→ **Objective**: Check each line of the records below for the word "title" and copy those where it appears.

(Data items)

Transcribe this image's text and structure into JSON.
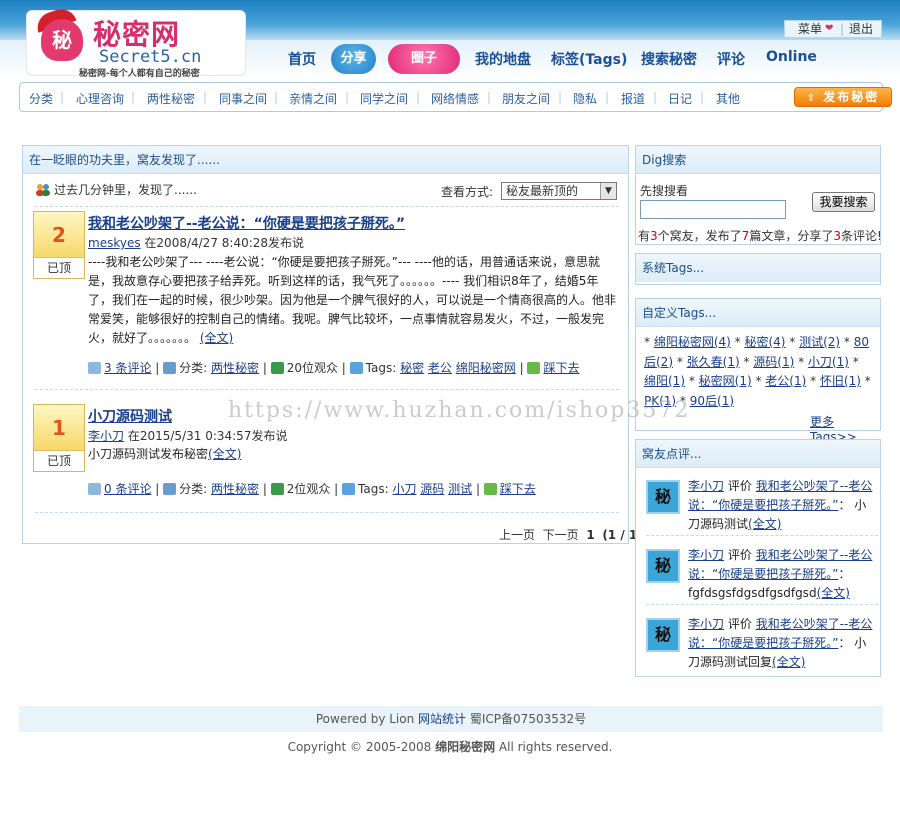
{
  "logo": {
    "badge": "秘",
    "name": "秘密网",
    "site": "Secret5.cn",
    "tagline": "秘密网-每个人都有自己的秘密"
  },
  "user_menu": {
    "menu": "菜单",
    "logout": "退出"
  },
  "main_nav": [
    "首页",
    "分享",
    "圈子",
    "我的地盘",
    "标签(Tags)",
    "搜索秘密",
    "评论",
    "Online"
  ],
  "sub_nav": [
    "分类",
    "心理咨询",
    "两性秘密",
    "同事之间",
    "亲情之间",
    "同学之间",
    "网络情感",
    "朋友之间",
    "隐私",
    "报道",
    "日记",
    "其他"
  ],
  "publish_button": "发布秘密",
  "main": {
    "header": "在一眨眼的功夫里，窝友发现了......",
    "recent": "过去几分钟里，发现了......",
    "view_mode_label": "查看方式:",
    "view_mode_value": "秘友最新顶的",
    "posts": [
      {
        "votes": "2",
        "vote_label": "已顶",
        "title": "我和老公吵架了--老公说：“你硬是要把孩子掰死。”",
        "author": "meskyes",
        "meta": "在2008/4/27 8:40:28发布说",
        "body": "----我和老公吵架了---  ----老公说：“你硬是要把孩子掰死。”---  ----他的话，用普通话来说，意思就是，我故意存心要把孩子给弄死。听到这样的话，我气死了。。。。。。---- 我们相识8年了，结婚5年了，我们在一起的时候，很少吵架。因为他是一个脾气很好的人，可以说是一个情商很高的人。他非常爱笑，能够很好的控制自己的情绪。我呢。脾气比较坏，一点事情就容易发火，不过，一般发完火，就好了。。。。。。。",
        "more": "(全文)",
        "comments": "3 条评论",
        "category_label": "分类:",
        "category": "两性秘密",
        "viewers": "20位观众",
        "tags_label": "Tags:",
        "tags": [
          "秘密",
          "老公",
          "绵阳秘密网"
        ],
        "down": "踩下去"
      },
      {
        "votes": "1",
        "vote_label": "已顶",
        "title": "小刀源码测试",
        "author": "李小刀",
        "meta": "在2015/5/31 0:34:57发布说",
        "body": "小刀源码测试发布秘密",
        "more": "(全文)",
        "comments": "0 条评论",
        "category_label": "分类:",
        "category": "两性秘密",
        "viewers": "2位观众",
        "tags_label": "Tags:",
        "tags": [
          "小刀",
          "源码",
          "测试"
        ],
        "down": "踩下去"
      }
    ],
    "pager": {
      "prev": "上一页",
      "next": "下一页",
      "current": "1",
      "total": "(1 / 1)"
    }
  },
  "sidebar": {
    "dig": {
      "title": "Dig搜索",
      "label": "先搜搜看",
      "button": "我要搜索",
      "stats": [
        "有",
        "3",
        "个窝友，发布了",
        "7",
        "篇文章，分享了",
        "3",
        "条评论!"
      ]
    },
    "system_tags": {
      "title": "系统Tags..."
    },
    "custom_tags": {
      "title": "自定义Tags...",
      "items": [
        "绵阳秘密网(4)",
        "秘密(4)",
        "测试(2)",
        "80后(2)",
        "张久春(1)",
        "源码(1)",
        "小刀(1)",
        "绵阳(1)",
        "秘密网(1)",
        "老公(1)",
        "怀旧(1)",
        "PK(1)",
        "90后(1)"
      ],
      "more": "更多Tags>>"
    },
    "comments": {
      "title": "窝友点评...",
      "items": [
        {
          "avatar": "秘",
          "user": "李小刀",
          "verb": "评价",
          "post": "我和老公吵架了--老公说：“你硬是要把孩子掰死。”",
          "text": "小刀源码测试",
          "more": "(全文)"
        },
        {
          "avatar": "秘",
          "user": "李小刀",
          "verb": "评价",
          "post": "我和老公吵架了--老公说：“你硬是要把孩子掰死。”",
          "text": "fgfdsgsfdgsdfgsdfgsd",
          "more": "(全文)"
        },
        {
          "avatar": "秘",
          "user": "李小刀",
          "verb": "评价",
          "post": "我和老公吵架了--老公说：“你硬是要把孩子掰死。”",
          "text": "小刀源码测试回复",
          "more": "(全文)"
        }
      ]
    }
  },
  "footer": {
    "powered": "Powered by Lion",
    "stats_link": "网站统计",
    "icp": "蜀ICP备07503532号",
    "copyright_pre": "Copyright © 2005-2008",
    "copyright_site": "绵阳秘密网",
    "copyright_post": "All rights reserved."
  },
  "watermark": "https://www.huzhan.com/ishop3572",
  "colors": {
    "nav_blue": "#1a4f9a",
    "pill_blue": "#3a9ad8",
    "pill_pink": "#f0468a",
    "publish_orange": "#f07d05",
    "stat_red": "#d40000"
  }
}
==
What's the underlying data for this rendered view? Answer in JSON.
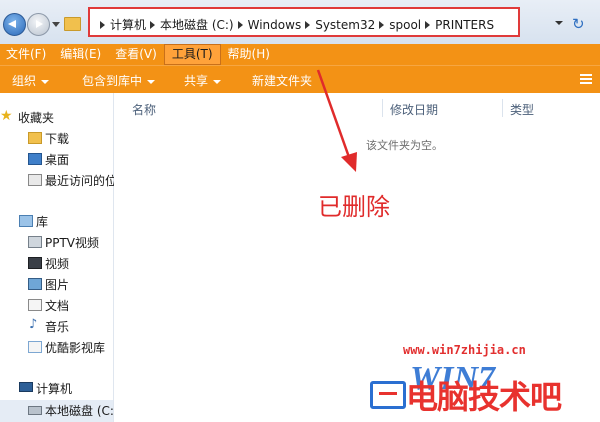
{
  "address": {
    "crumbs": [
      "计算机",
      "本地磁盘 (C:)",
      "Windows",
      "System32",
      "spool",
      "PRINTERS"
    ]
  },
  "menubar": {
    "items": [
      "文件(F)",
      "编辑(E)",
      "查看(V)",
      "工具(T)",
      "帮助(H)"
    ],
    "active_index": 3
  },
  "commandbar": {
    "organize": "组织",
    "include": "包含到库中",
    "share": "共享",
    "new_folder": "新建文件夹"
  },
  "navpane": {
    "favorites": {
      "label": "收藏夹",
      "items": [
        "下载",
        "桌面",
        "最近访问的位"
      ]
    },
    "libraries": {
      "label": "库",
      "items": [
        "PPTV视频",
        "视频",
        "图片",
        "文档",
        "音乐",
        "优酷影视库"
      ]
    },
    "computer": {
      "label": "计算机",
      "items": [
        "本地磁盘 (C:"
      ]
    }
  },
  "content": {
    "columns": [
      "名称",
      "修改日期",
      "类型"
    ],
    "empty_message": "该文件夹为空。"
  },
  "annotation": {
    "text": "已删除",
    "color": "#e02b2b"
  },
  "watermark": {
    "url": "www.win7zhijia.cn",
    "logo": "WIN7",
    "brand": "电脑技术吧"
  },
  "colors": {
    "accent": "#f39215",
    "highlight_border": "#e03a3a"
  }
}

→ **Result of this task**:
        "title": "我和老公吵架了--老公说：“你硬是要把孩子掰死。”",
        "title": "小刀源码测试",
      "title": "Dig搜索",
      "title": "系统Tags..."
      "title": "自定义Tags...",
      "title": "窝友点评...",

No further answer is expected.